# Start of PROVIDED DATA

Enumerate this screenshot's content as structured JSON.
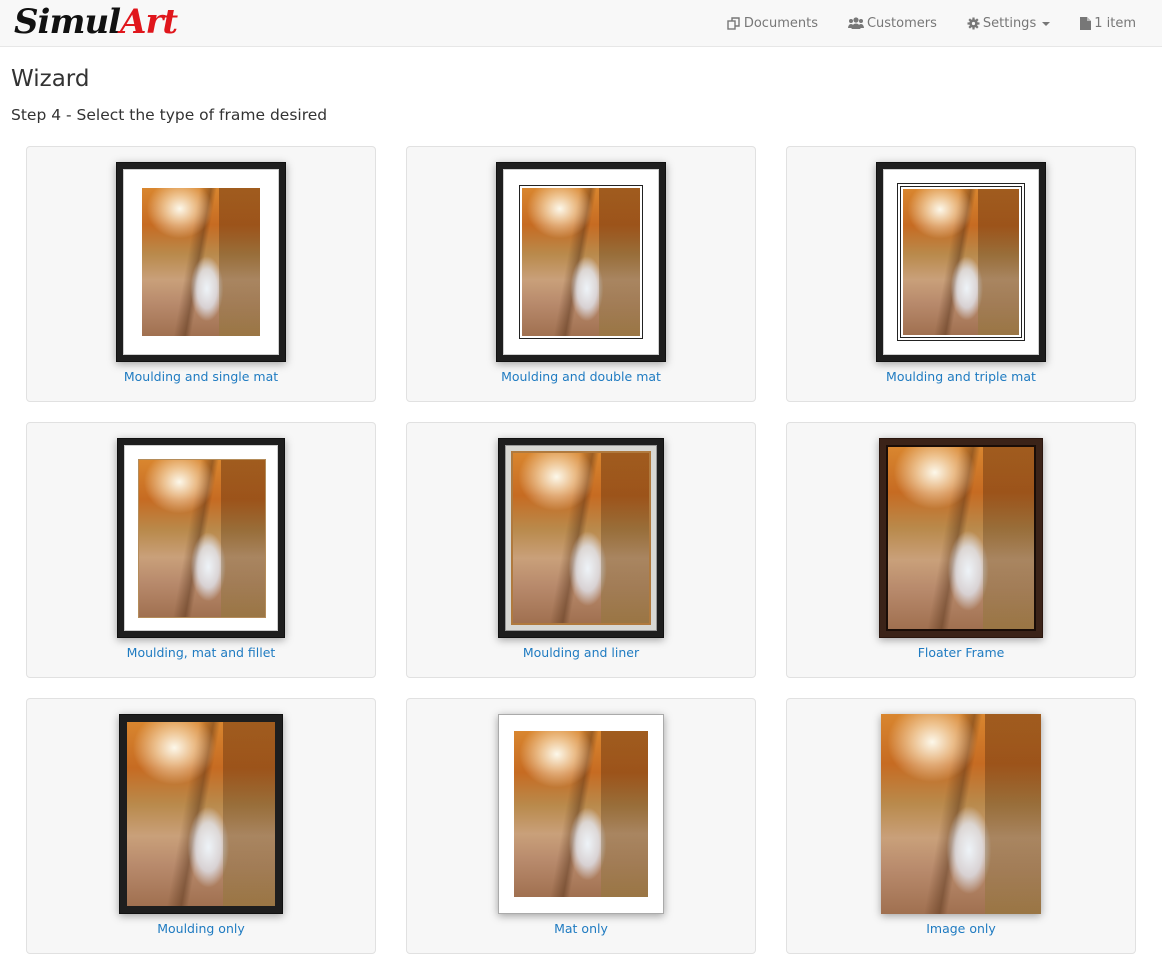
{
  "brand": {
    "part1": "Simul",
    "part2": "Art",
    "accent": "#e0161c"
  },
  "nav": {
    "items": [
      {
        "label": "Documents",
        "icon": "documents-icon"
      },
      {
        "label": "Customers",
        "icon": "users-icon"
      },
      {
        "label": "Settings",
        "icon": "gear-icon",
        "dropdown": true
      },
      {
        "label": "1 item",
        "icon": "file-icon"
      }
    ]
  },
  "page": {
    "title": "Wizard",
    "step": "Step 4 - Select the type of frame desired"
  },
  "frame_types": [
    {
      "label": "Moulding and single mat",
      "style": "single-mat"
    },
    {
      "label": "Moulding and double mat",
      "style": "double-mat"
    },
    {
      "label": "Moulding and triple mat",
      "style": "triple-mat"
    },
    {
      "label": "Moulding, mat and fillet",
      "style": "mat-fillet"
    },
    {
      "label": "Moulding and liner",
      "style": "liner"
    },
    {
      "label": "Floater Frame",
      "style": "floater"
    },
    {
      "label": "Moulding only",
      "style": "moulding-only"
    },
    {
      "label": "Mat only",
      "style": "mat-only"
    },
    {
      "label": "Image only",
      "style": "image-only"
    }
  ],
  "colors": {
    "link": "#1f7bc1",
    "card_bg": "#f7f7f7",
    "navbar_bg": "#f8f8f8"
  }
}
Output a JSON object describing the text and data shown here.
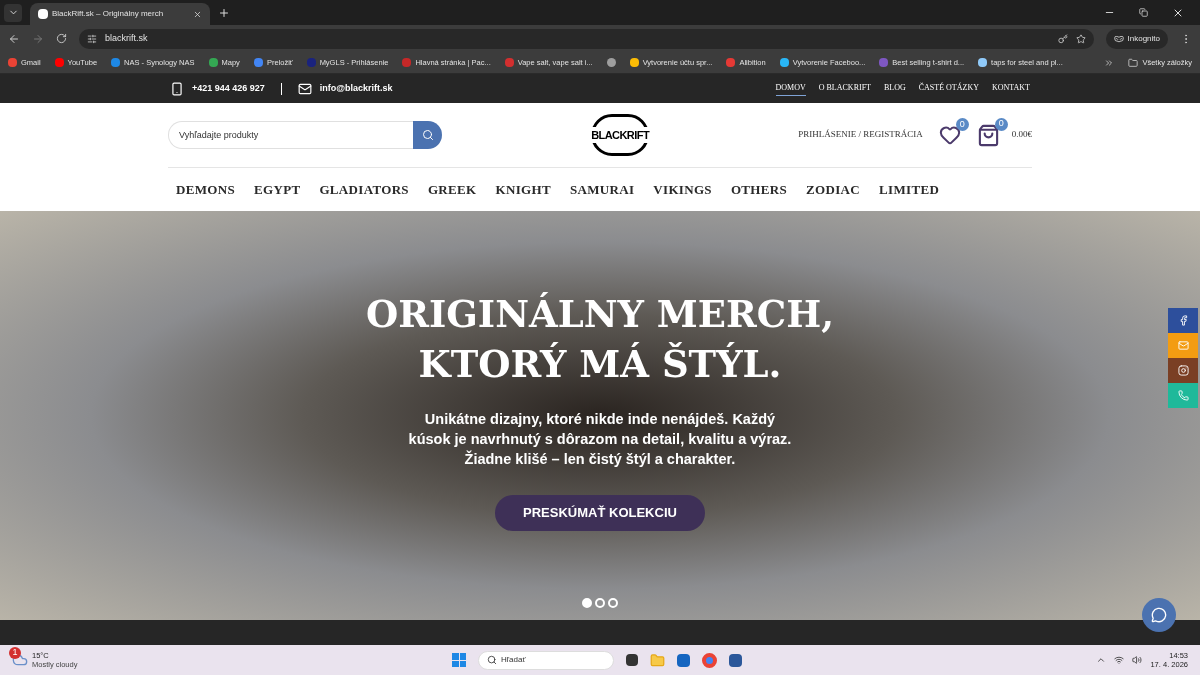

# End of PROVIDED DATA

WHAT THIS TASK INVOLVES –
Return the listing above unchanged, apart from dropping its pictures.

RESULT OF THIS TASK –
Enumerate this screenshot's content as structured JSON.
{
  "brand": {
    "part1": "Simul",
    "part2": "Art",
    "accent": "#e0161c"
  },
  "nav": {
    "items": [
      {
        "label": "Documents",
        "icon": "documents-icon"
      },
      {
        "label": "Customers",
        "icon": "users-icon"
      },
      {
        "label": "Settings",
        "icon": "gear-icon",
        "dropdown": true
      },
      {
        "label": "1 item",
        "icon": "file-icon"
      }
    ]
  },
  "page": {
    "title": "Wizard",
    "step": "Step 4 - Select the type of frame desired"
  },
  "frame_types": [
    {
      "label": "Moulding and single mat",
      "style": "single-mat"
    },
    {
      "label": "Moulding and double mat",
      "style": "double-mat"
    },
    {
      "label": "Moulding and triple mat",
      "style": "triple-mat"
    },
    {
      "label": "Moulding, mat and fillet",
      "style": "mat-fillet"
    },
    {
      "label": "Moulding and liner",
      "style": "liner"
    },
    {
      "label": "Floater Frame",
      "style": "floater"
    },
    {
      "label": "Moulding only",
      "style": "moulding-only"
    },
    {
      "label": "Mat only",
      "style": "mat-only"
    },
    {
      "label": "Image only",
      "style": "image-only"
    }
  ],
  "colors": {
    "link": "#1f7bc1",
    "card_bg": "#f7f7f7",
    "navbar_bg": "#f8f8f8"
  }
}
Output a JSON object describing the text and data shown here.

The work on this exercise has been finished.